Find every line below that contains the word "this" and copy it out.

"""

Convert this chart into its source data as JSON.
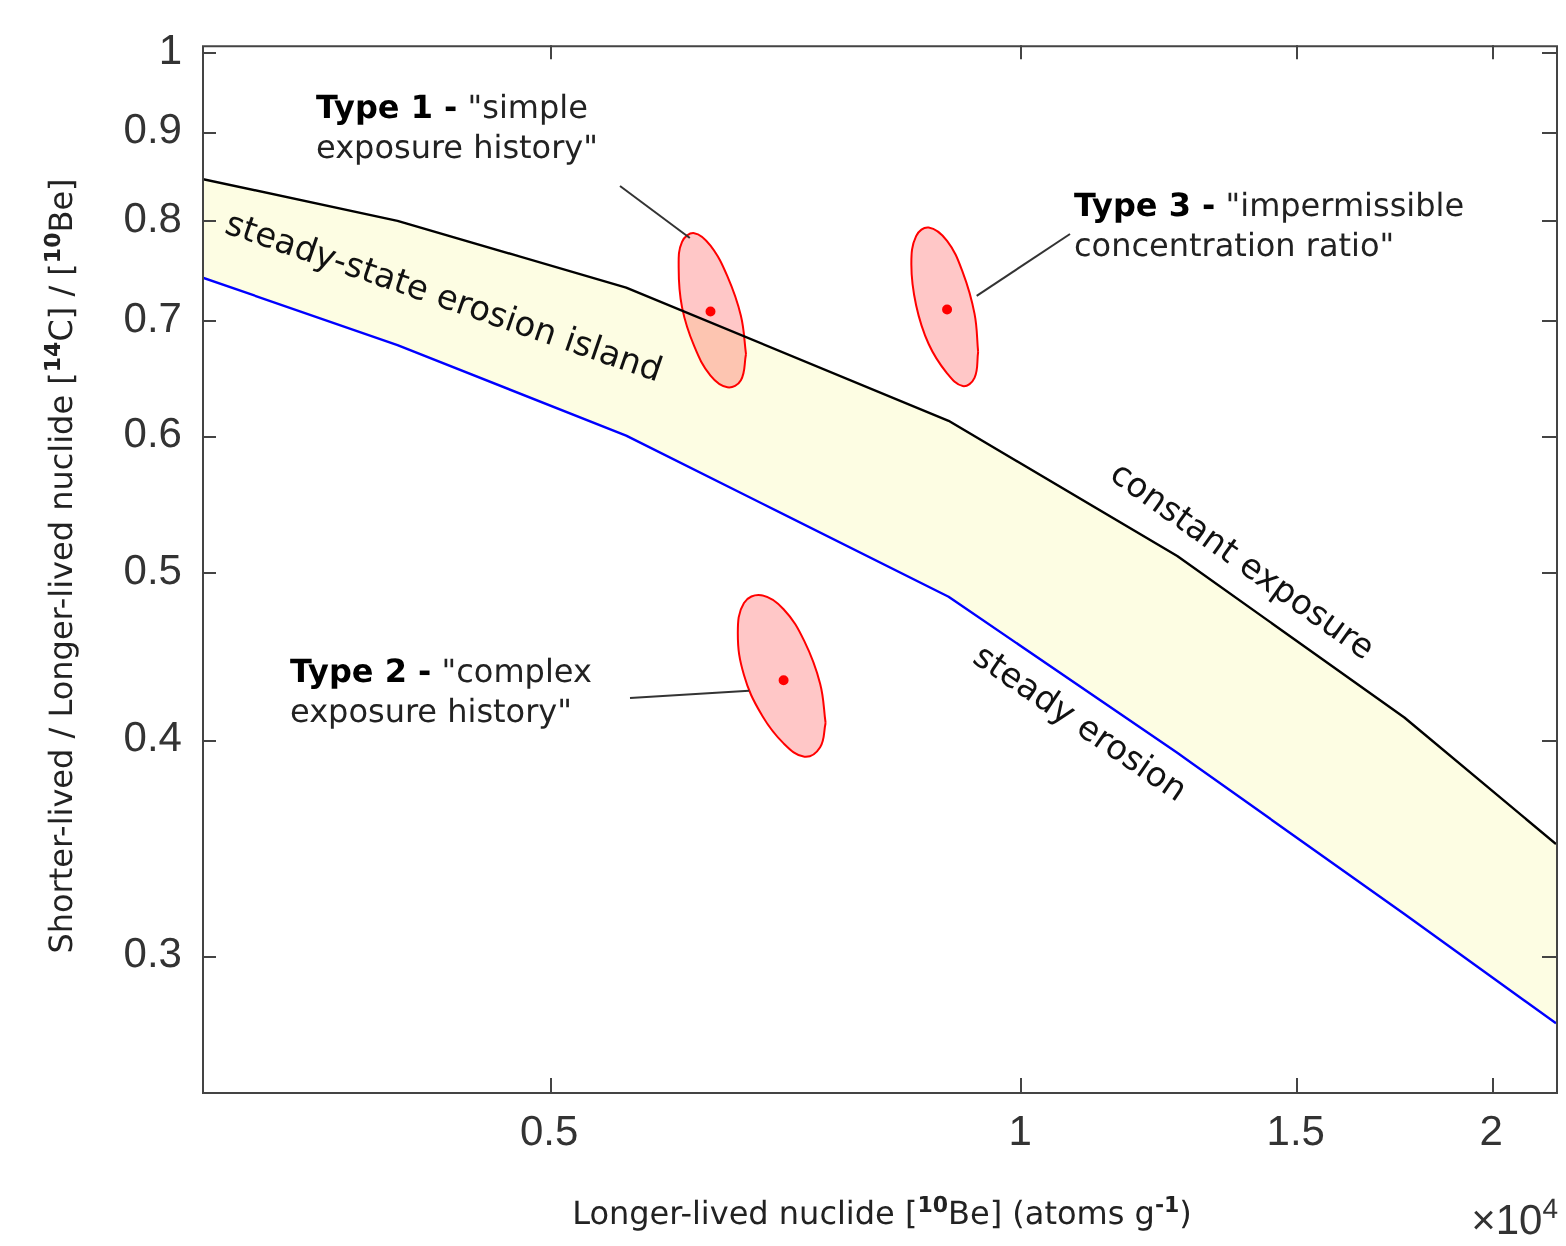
{
  "chart_data": {
    "type": "line",
    "xlabel": "Longer-lived nuclide [$^{10}$Be] (atoms g$^{-1}$)",
    "ylabel": "Shorter-lived / Longer-lived nuclide  [$^{14}$C] / [$^{10}$Be]",
    "x": [
      0.3,
      0.4,
      0.56,
      0.9,
      1.26,
      1.76,
      2.2
    ],
    "series": [
      {
        "type": "line",
        "name": "constant exposure",
        "color": "#000000",
        "values": [
          0.845,
          0.799,
          0.731,
          0.612,
          0.511,
          0.412,
          0.348
        ]
      },
      {
        "type": "line",
        "name": "steady erosion",
        "color": "#0000ff",
        "values": [
          0.741,
          0.677,
          0.6,
          0.484,
          0.393,
          0.317,
          0.274
        ],
        "lower": [
          0.741,
          0.677,
          0.6,
          0.484,
          0.393,
          0.317,
          0.274
        ],
        "upper": [
          0.845,
          0.799,
          0.731,
          0.612,
          0.511,
          0.412,
          0.348
        ]
      },
      {
        "type": "area",
        "color": "#ff0000",
        "x": [
          0.668,
          0.663,
          0.65,
          0.634,
          0.619,
          0.608,
          0.605,
          0.608,
          0.619,
          0.634,
          0.65,
          0.663
        ],
        "values": [
          0.669,
          0.646,
          0.64,
          0.65,
          0.676,
          0.712,
          0.75,
          0.777,
          0.786,
          0.773,
          0.742,
          0.704
        ]
      },
      {
        "type": "area",
        "color": "#ff0000",
        "x": [
          0.94,
          0.935,
          0.919,
          0.898,
          0.874,
          0.858,
          0.852,
          0.858,
          0.874,
          0.898,
          0.919,
          0.935
        ],
        "values": [
          0.671,
          0.648,
          0.641,
          0.652,
          0.678,
          0.714,
          0.754,
          0.783,
          0.792,
          0.778,
          0.746,
          0.706
        ]
      },
      {
        "type": "area",
        "color": "#ff0000",
        "x": [
          0.751,
          0.745,
          0.728,
          0.706,
          0.683,
          0.666,
          0.66,
          0.666,
          0.683,
          0.706,
          0.728,
          0.745
        ],
        "values": [
          0.409,
          0.396,
          0.391,
          0.398,
          0.414,
          0.436,
          0.461,
          0.48,
          0.485,
          0.476,
          0.456,
          0.431
        ]
      },
      {
        "type": "scatter",
        "color": "#ff0000",
        "x": [
          0.634,
          0.898,
          0.706
        ],
        "values": [
          0.708,
          0.71,
          0.433
        ]
      }
    ],
    "annotations": [
      {
        "text": "Type 1 - \"simple exposure history\"",
        "x": 0.615,
        "y": 0.781
      },
      {
        "text": "Type 3 - \"impermissible concentration ratio\"",
        "x": 0.938,
        "y": 0.723
      },
      {
        "text": "Type 2 - \"complex exposure history\"",
        "x": 0.671,
        "y": 0.427
      },
      "steady-state erosion island",
      "×10$^{4}$"
    ],
    "log": "xy",
    "xlim": [
      0.3,
      2.2
    ],
    "xticks": [
      0.5,
      1,
      1.5,
      2
    ],
    "ylim": [
      0.25,
      1.01
    ],
    "yticks": [
      0.3,
      0.4,
      0.5,
      0.6,
      0.7,
      0.8,
      0.9,
      1
    ],
    "grid": false,
    "legend": false,
    "line_style": "solid"
  }
}
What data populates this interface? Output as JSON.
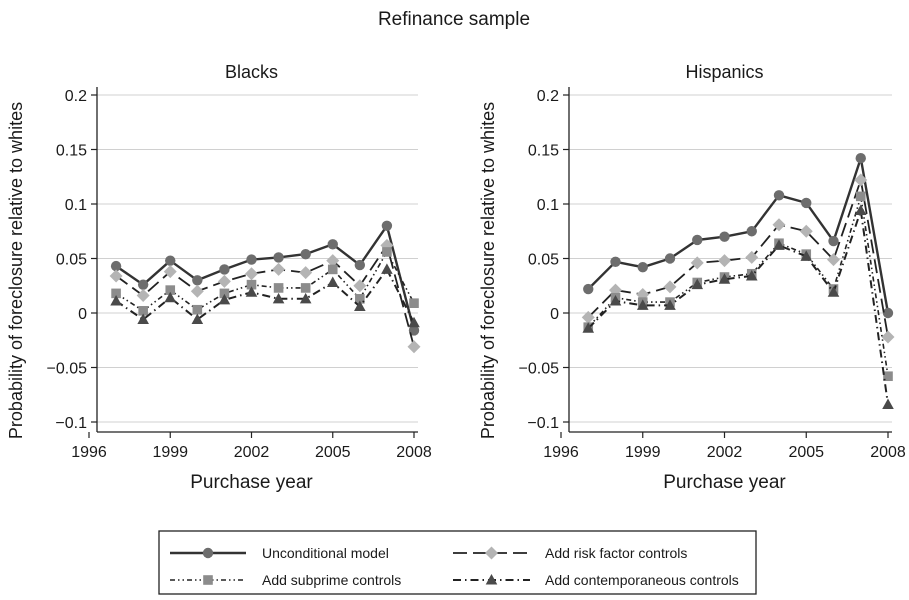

"""

■ The response ■
Convert this chart into its source data as JSON.
What data populates this interface? Output as JSON.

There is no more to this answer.